▶ _Polecenie 1_
Przytocz dokładnie fragment tekstu o cenach świątecznych zakupów od słów "W te święta" aż do słów "sięgnąć do kieszeni." włącznie.

▶ _Wybrany tekst_
W te święta stać nas na mniej
Za przeciętną pensję kupimy o jedenaście karpi mniej niż rok temu. Choinki będą nas kosztowały o 35 mln złotych więcej. W tym roku, by święta nie był uboższe niż rok temu, musimy głębiej sięgnąć do kieszeni.
Jak oszacował Money.pl, w tym roku za średnią pensję można kupić 42 koszyki podstawowych produktów wykorzystywanych przy przygotowywaniu świątecznych dań. Znajdą się w nim: chleb, mąka, szynka, karp, śledzie, jaja, biały ser, masło i cukier. To tyle samo co rok temu. Wzrost płac - około 4 procent w skali roku, nie jest odczuwalny ze względu na wzrost cen żywności, który utrzymuje się na porównywalnym poziomie.
Statystycznie stać nas na mniej niż w 2008 i 2009 roku. To oznacza, że zatrzymała się pozytywna tendencja wzrostowa, jaką można było obserwować od 1999 roku, gdy co roku było nas stać na więcej wigilijnych koszyków. Wyłomem był tutaj rok 2004, gdy po wejściu do UE mocno skoczyły ceny.
Jak wynika z badań przeprowadzonych przez TNS Pentor na zakup potraw, choinki, itp. wydamy średnio 571 złotych. Co czwarty Polak potwierdził, że niepewna sytuacja gospodarcza negatywnie odbija się na jego portfelu. Co roku maleje też radość z nadchodzących świąt. W 2000 roku ponad 60 procent bardzo cieszyło się z nadchodzącego Bożego Narodzenia. Obecnie jest to tylko 41 procent ankietowanych.
Mniej karpi za średnią krajową
Mimo wszystko hołdujemy tradycji i nie rezygnujemy z zakupu karpia na wigilijny stół. W tym roku, za przeciętną pensję, kupimy mniej jednokilogramowych ryb niż w latach 2008 - 2010. W zeszłym roku za przeciętną pensję stać nas było na 231 karpi, w tym roku możemy kupić o jedenaście mniej.
Cena popularnej ryby w hurcie jest w tym roku wyższa o około 10 procent. Poza tym w tym roku jest o około 1000 ton mniej karpia, przyczyną jest zabójczy dla karpi wirus KHV. Na szczęście nie jest on niebezpieczny dla ludzi i dla innych gatunków ryb. Jednak negatywnie odbija się to na cenie tej popularnej ryby.
Oprócz karpia, Polacy równie chętnie kupują, żywe choinki. W tym roku niemal co drugi z nas (42 procent), przystroi w swoim domu żywe drzewko. Tu także wydatki wzrosną, bo w sumie na bożonarodzeniowe drzewka wydamy aż 335 mln złotych.
Ceny choinek z importu skoczyły o około 10 procent. Średnia cena za drzewko to około 55 złotych. Jak tłumaczą osoby zajmujące się ich sprzedażą, przyczyną jest rosnący kurs euro.

[Listy elementów z adnotacjami]
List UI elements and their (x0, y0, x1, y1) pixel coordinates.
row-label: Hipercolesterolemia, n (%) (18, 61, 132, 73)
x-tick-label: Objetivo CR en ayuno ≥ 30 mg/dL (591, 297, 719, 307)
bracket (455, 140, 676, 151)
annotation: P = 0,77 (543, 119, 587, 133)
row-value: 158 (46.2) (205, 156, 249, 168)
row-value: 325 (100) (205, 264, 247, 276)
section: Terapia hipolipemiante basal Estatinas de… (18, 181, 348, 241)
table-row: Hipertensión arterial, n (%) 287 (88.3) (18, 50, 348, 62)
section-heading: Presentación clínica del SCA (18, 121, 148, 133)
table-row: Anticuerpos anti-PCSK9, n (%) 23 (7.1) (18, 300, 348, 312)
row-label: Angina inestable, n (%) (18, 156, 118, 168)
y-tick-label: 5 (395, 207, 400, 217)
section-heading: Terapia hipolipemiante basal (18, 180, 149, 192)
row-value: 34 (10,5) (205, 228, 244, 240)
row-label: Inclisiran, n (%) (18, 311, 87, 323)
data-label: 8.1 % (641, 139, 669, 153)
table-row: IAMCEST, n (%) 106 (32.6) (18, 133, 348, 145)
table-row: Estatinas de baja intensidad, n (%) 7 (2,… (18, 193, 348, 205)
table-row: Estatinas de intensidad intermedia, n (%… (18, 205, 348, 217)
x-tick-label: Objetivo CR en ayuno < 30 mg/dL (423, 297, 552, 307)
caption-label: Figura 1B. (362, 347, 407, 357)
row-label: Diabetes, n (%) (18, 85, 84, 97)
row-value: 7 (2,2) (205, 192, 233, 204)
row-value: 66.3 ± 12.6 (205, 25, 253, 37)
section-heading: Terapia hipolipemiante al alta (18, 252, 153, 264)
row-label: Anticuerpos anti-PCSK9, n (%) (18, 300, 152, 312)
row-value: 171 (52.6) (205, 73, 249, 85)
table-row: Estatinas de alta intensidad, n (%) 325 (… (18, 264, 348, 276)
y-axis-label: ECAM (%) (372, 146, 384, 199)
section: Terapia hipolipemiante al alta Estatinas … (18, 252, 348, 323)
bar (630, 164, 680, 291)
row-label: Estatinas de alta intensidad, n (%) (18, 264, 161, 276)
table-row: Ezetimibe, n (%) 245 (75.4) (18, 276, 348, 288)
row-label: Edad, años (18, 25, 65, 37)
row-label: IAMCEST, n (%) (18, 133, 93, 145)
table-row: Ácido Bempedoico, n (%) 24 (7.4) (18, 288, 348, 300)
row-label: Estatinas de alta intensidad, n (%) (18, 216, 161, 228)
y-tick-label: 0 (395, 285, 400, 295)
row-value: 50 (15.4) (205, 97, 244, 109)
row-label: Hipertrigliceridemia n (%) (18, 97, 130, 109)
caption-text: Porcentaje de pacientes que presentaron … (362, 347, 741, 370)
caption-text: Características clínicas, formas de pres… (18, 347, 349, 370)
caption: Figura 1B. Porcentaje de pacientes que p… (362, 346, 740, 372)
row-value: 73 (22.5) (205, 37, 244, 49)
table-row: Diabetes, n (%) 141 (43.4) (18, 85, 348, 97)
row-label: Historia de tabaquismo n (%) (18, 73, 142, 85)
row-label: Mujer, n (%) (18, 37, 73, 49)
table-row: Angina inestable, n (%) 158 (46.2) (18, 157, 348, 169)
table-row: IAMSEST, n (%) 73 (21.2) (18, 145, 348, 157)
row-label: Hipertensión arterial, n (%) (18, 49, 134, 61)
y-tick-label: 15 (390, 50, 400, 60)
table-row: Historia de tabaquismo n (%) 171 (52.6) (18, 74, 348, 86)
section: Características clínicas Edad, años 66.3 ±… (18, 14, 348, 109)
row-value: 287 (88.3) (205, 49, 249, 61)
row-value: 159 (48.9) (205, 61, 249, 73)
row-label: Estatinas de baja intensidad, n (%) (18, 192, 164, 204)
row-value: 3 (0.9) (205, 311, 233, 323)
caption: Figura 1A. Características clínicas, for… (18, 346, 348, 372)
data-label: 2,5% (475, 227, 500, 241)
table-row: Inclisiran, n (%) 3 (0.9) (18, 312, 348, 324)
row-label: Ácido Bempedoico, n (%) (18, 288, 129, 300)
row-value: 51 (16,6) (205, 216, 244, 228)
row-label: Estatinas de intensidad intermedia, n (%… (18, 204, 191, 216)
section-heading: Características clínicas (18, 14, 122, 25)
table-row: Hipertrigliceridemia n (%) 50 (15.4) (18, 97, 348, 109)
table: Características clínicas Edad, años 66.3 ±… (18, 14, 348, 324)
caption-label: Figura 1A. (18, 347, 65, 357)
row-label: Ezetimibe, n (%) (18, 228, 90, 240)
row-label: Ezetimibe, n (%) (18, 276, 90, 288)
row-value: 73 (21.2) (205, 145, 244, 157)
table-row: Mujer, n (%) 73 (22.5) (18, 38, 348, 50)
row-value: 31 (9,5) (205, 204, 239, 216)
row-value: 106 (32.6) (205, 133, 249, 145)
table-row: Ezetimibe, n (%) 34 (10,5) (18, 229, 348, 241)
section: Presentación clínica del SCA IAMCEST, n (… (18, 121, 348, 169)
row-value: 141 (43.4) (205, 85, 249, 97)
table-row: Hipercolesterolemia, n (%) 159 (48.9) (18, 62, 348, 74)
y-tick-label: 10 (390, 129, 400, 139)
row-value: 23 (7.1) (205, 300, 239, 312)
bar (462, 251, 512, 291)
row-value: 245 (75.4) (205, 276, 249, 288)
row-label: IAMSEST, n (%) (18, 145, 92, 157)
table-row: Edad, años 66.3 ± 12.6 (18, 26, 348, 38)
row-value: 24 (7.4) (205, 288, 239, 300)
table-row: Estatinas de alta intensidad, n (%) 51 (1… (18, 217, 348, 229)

▶ _Polecenie 2_
Przepisz wiersze rekordów od ich początku aż do wiersza z "section-heading: Terapia hipolipemiante basal" włącznie, zamieniając nazwę "Hipercolesterolemia" na "Dislipidemia" i nie zmieniając niczego innego.

▶ _Wynik ćwiczenia 1_
W te święta stać nas na mniej
Za przeciętną pensję kupimy o jedenaście karpi mniej niż rok temu. Choinki będą nas kosztowały o 35 mln złotych więcej. W tym roku, by święta nie był uboższe niż rok temu, musimy głębiej sięgnąć do kieszeni.

▶ _Wynik ćwiczenia 2_
List UI elements and their (x0, y0, x1, y1) pixel coordinates.
row-label: Dislipidemia, n (%) (18, 61, 132, 73)
x-tick-label: Objetivo CR en ayuno ≥ 30 mg/dL (591, 297, 719, 307)
bracket (455, 140, 676, 151)
annotation: P = 0,77 (543, 119, 587, 133)
row-value: 158 (46.2) (205, 156, 249, 168)
row-value: 325 (100) (205, 264, 247, 276)
section: Terapia hipolipemiante basal Estatinas de… (18, 181, 348, 241)
table-row: Hipertensión arterial, n (%) 287 (88.3) (18, 50, 348, 62)
section-heading: Presentación clínica del SCA (18, 121, 148, 133)
table-row: Anticuerpos anti-PCSK9, n (%) 23 (7.1) (18, 300, 348, 312)
row-label: Angina inestable, n (%) (18, 156, 118, 168)
y-tick-label: 5 (395, 207, 400, 217)
section-heading: Terapia hipolipemiante basal (18, 180, 149, 192)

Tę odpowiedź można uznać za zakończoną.